**Exercise goal**.
Rewrite the lines below as a numbered list, leaving out any blank lines and any pictures.

**Material provided**.
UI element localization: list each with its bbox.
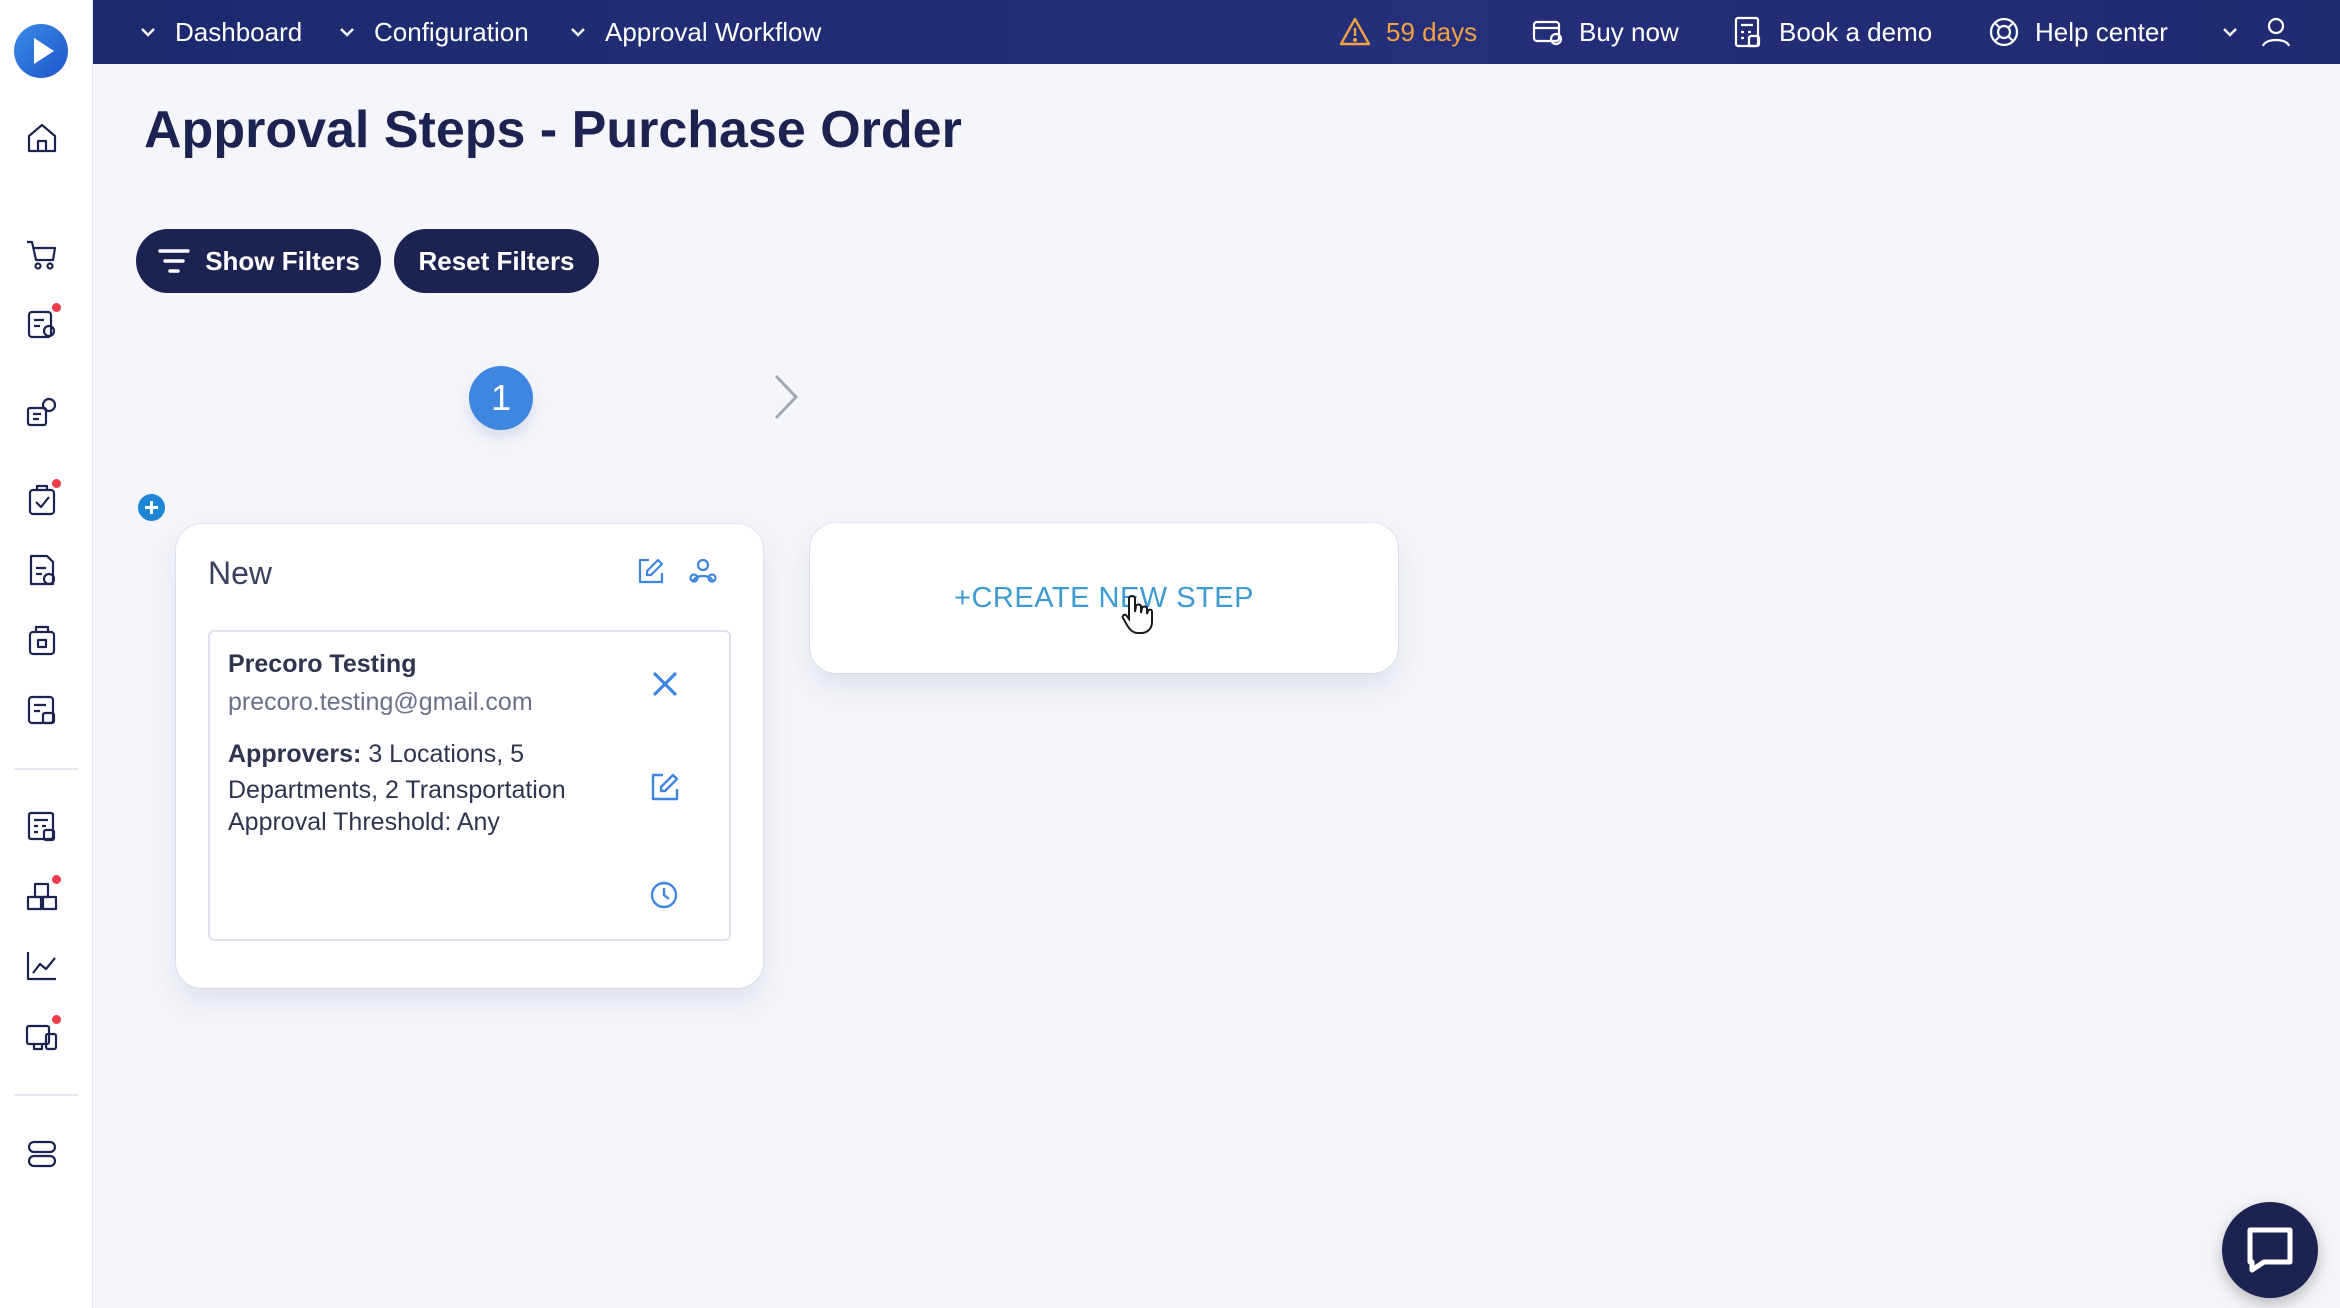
help-center-link[interactable]: Help center — [1987, 0, 2168, 64]
sidebar-divider — [14, 1094, 78, 1096]
clock-icon[interactable] — [647, 878, 681, 912]
step-number-badge[interactable]: 1 — [469, 366, 533, 430]
breadcrumb-approval-workflow[interactable]: Approval Workflow — [567, 0, 821, 64]
invoices-icon[interactable] — [24, 552, 60, 588]
chevron-down-icon — [571, 28, 585, 37]
step-number: 1 — [490, 377, 512, 418]
user-menu[interactable] — [2219, 0, 2307, 64]
hand-cursor-icon — [1121, 594, 1153, 634]
breadcrumb-dashboard[interactable]: Dashboard — [137, 0, 302, 64]
trial-days-link[interactable]: 59 days — [1338, 0, 1477, 64]
buy-now-link[interactable]: Buy now — [1531, 0, 1679, 64]
chat-icon — [2247, 1227, 2293, 1273]
chevron-right-icon[interactable] — [770, 370, 804, 424]
approver-email: precoro.testing@gmail.com — [228, 688, 533, 716]
analytics-icon[interactable] — [24, 948, 60, 984]
step-card-title: New — [208, 555, 273, 591]
help-center-label: Help center — [2035, 16, 2168, 47]
suppliers-icon[interactable] — [24, 394, 60, 430]
approver-name: Precoro Testing — [228, 650, 417, 678]
show-filters-button[interactable]: Show Filters — [136, 229, 381, 293]
warning-icon — [1339, 17, 1371, 46]
settings-icon[interactable] — [24, 1136, 60, 1172]
create-step-label: +CREATE NEW STEP — [954, 581, 1254, 614]
user-icon — [2261, 17, 2291, 47]
add-step-before-button[interactable] — [138, 494, 165, 521]
approvers-summary: Approvers: 3 Locations, 5 Departments, 2… — [228, 736, 628, 808]
edit-step-icon[interactable] — [636, 556, 666, 586]
sidebar-divider — [14, 768, 78, 770]
approvers-label: Approvers: — [228, 740, 362, 768]
add-approver-icon[interactable] — [688, 556, 718, 586]
orders-icon[interactable] — [24, 478, 62, 518]
warehouse-icon[interactable] — [24, 874, 62, 914]
cart-icon[interactable] — [24, 236, 60, 272]
book-demo-label: Book a demo — [1779, 16, 1933, 47]
requests-icon[interactable] — [24, 302, 62, 342]
page-title: Approval Steps - Purchase Order — [144, 101, 962, 159]
transfers-icon[interactable] — [24, 1014, 62, 1054]
card-icon — [1532, 20, 1563, 46]
create-new-step-button[interactable]: +CREATE NEW STEP — [810, 523, 1398, 673]
remove-approver-icon[interactable] — [648, 667, 682, 701]
breadcrumb-label: Configuration — [374, 16, 529, 47]
top-bar: Dashboard Configuration Approval Workflo… — [93, 0, 2340, 64]
notification-badge — [51, 478, 62, 489]
receipts-icon[interactable] — [24, 622, 60, 658]
chevron-down-icon — [141, 28, 155, 37]
notification-badge — [51, 874, 62, 885]
budgets-icon[interactable] — [24, 808, 60, 844]
breadcrumb-label: Approval Workflow — [605, 16, 822, 47]
lifebuoy-icon — [1989, 17, 2019, 47]
filter-icon — [158, 249, 190, 273]
chevron-down-icon — [340, 28, 354, 37]
edit-approver-icon[interactable] — [648, 770, 682, 804]
breadcrumb-configuration[interactable]: Configuration — [336, 0, 529, 64]
trial-days-label: 59 days — [1386, 16, 1478, 47]
calculator-icon — [1734, 16, 1761, 48]
notification-badge — [51, 1014, 62, 1025]
book-demo-link[interactable]: Book a demo — [1731, 0, 1932, 64]
reset-filters-label: Reset Filters — [418, 245, 575, 276]
sidebar — [0, 0, 93, 1308]
chat-widget-button[interactable] — [2222, 1202, 2318, 1298]
show-filters-label: Show Filters — [205, 245, 360, 276]
buy-now-label: Buy now — [1579, 16, 1679, 47]
approval-threshold: Approval Threshold: Any — [228, 808, 500, 836]
precoro-logo[interactable] — [14, 24, 68, 78]
breadcrumb-label: Dashboard — [175, 16, 303, 47]
payments-icon[interactable] — [24, 692, 60, 728]
chevron-down-icon — [2223, 28, 2237, 37]
home-icon[interactable] — [24, 120, 60, 156]
plus-icon — [145, 501, 158, 514]
notification-badge — [51, 302, 62, 313]
reset-filters-button[interactable]: Reset Filters — [394, 229, 599, 293]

**Result for this task**.
1. UI element localization: list each with its bbox.
2. help-center-link[interactable]: Help center — [1987, 0, 2168, 64]
3. sidebar-divider — [14, 1094, 78, 1096]
4. clock-icon[interactable] — [647, 878, 681, 912]
5. step-number-badge[interactable]: 1 — [469, 366, 533, 430]
6. breadcrumb-approval-workflow[interactable]: Approval Workflow — [567, 0, 821, 64]
7. invoices-icon[interactable] — [24, 552, 60, 588]
8. chevron-down-icon — [571, 28, 585, 37]
9. step-number: 1 — [490, 377, 512, 418]
10. user-menu[interactable] — [2219, 0, 2307, 64]
11. hand-cursor-icon — [1121, 594, 1153, 634]
12. breadcrumb-dashboard[interactable]: Dashboard — [137, 0, 302, 64]
13. trial-days-link[interactable]: 59 days — [1338, 0, 1477, 64]
14. buy-now-link[interactable]: Buy now — [1531, 0, 1679, 64]
15. chat-icon — [2247, 1227, 2293, 1273]
16. chevron-right-icon[interactable] — [770, 370, 804, 424]
17. approver-email: precoro.testing@gmail.com — [228, 688, 533, 716]
18. analytics-icon[interactable] — [24, 948, 60, 984]
19. step-card-title: New — [208, 555, 273, 591]
20. help-center-label: Help center — [2035, 16, 2168, 47]
21. suppliers-icon[interactable] — [24, 394, 60, 430]
22. approver-name: Precoro Testing — [228, 650, 417, 678]
23. show-filters-button[interactable]: Show Filters — [136, 229, 381, 293]
24. warning-icon — [1339, 17, 1371, 46]
25. settings-icon[interactable] — [24, 1136, 60, 1172]
26. create-step-label: +CREATE NEW STEP — [954, 581, 1254, 614]
27. user-icon — [2261, 17, 2291, 47]
28. add-step-before-button[interactable] — [138, 494, 165, 521]
29. approvers-summary: Approvers: 3 Locations, 5 Departments, 2… — [228, 736, 628, 808]
30. edit-step-icon[interactable] — [636, 556, 666, 586]
31. sidebar-divider — [14, 768, 78, 770]
32. approvers-label: Approvers: — [228, 740, 362, 768]
33. add-approver-icon[interactable] — [688, 556, 718, 586]
34. orders-icon[interactable] — [24, 478, 62, 518]
35. warehouse-icon[interactable] — [24, 874, 62, 914]
36. cart-icon[interactable] — [24, 236, 60, 272]
37. book-demo-label: Book a demo — [1779, 16, 1933, 47]
38. requests-icon[interactable] — [24, 302, 62, 342]
39. page-title: Approval Steps - Purchase Order — [144, 101, 962, 159]
40. transfers-icon[interactable] — [24, 1014, 62, 1054]
41. card-icon — [1532, 20, 1563, 46]
42. create-new-step-button[interactable]: +CREATE NEW STEP — [810, 523, 1398, 673]
43. remove-approver-icon[interactable] — [648, 667, 682, 701]
44. breadcrumb-label: Configuration — [374, 16, 529, 47]
45. top-bar: Dashboard Configuration Approval Workflo… — [93, 0, 2340, 64]
46. notification-badge — [51, 478, 62, 489]
47. receipts-icon[interactable] — [24, 622, 60, 658]
48. chevron-down-icon — [141, 28, 155, 37]
49. notification-badge — [51, 874, 62, 885]
50. budgets-icon[interactable] — [24, 808, 60, 844]
51. breadcrumb-label: Approval Workflow — [605, 16, 822, 47]
52. lifebuoy-icon — [1989, 17, 2019, 47]
53. filter-icon — [158, 249, 190, 273]
54. chevron-down-icon — [340, 28, 354, 37]
55. edit-approver-icon[interactable] — [648, 770, 682, 804]
56. breadcrumb-configuration[interactable]: Configuration — [336, 0, 529, 64]
57. trial-days-label: 59 days — [1386, 16, 1478, 47]
58. calculator-icon — [1734, 16, 1761, 48]
59. notification-badge — [51, 1014, 62, 1025]
60. book-demo-link[interactable]: Book a demo — [1731, 0, 1932, 64]
61. reset-filters-label: Reset Filters — [418, 245, 575, 276]
62. sidebar — [0, 0, 93, 1308]
63. chat-widget-button[interactable] — [2222, 1202, 2318, 1298]
64. show-filters-label: Show Filters — [205, 245, 360, 276]
65. buy-now-label: Buy now — [1579, 16, 1679, 47]
66. approval-threshold: Approval Threshold: Any — [228, 808, 500, 836]
67. precoro-logo[interactable] — [14, 24, 68, 78]
68. breadcrumb-label: Dashboard — [175, 16, 303, 47]
69. payments-icon[interactable] — [24, 692, 60, 728]
70. chevron-down-icon — [2223, 28, 2237, 37]
71. home-icon[interactable] — [24, 120, 60, 156]
72. plus-icon — [145, 501, 158, 514]
73. notification-badge — [51, 302, 62, 313]
74. reset-filters-button[interactable]: Reset Filters — [394, 229, 599, 293]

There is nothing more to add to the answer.